• AIM OF THE TASK: Select all lines holding the word "annotation" from the entries that follow.

• Figure record listings:
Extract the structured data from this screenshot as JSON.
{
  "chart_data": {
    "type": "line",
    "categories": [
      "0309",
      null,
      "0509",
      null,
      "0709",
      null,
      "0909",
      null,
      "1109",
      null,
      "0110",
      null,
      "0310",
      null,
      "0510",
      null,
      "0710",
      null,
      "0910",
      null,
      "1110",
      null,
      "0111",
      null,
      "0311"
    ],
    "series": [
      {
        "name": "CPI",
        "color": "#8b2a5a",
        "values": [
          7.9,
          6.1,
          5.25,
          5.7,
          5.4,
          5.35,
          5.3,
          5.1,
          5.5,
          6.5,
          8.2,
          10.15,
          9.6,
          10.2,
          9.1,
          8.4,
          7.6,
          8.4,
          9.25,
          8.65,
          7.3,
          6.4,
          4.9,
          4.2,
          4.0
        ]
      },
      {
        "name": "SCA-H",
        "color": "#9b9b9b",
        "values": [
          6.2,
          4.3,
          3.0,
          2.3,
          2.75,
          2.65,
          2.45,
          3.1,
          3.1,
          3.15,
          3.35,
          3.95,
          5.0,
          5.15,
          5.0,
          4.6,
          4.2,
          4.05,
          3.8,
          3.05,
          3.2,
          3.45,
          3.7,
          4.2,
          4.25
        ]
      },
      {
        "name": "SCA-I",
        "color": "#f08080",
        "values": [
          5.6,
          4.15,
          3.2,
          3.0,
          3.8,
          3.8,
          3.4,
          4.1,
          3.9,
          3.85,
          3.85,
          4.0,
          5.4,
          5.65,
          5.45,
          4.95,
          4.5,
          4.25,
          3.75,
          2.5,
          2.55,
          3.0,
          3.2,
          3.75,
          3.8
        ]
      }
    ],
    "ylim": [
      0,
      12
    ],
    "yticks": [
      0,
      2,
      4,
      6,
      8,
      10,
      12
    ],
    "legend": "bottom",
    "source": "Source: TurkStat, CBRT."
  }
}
==
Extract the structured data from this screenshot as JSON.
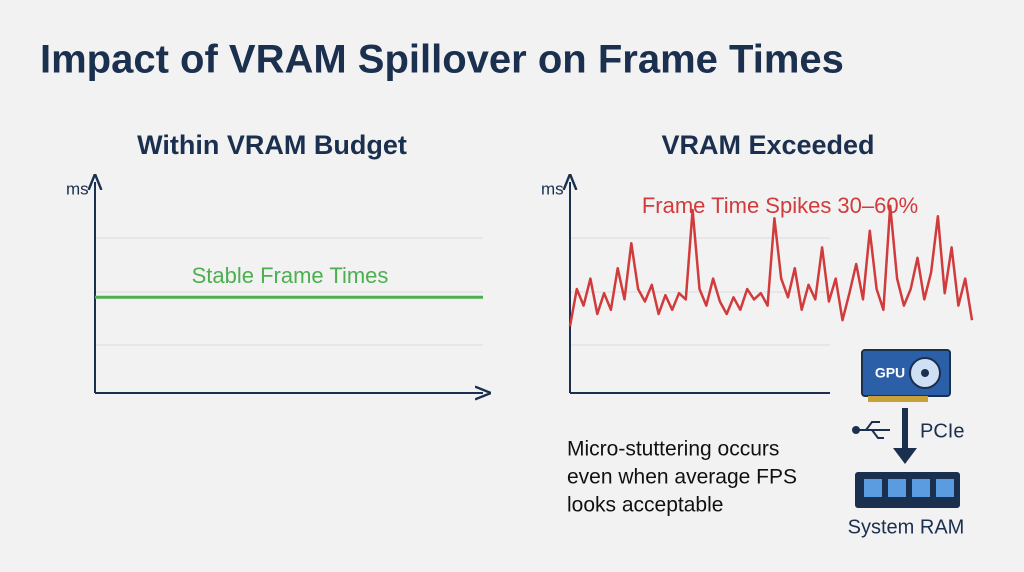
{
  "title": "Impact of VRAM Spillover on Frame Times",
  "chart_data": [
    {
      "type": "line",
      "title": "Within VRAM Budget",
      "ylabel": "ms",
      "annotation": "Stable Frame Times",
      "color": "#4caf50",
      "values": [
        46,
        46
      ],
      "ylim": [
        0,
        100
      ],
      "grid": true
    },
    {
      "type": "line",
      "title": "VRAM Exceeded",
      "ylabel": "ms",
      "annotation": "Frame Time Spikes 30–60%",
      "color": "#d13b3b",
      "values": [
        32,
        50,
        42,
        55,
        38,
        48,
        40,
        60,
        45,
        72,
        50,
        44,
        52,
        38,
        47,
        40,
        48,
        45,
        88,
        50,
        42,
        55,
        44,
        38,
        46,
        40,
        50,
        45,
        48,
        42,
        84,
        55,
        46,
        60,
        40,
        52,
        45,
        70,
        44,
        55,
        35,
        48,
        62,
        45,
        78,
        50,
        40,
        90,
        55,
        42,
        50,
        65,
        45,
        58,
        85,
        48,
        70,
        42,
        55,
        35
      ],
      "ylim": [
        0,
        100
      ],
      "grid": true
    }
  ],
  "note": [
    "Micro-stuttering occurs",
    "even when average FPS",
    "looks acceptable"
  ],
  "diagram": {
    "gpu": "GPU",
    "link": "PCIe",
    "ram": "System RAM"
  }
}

• RESPONSE BELOW:
      "annotation": "Stable Frame Times",
      "annotation": "Frame Time Spikes 30–60%",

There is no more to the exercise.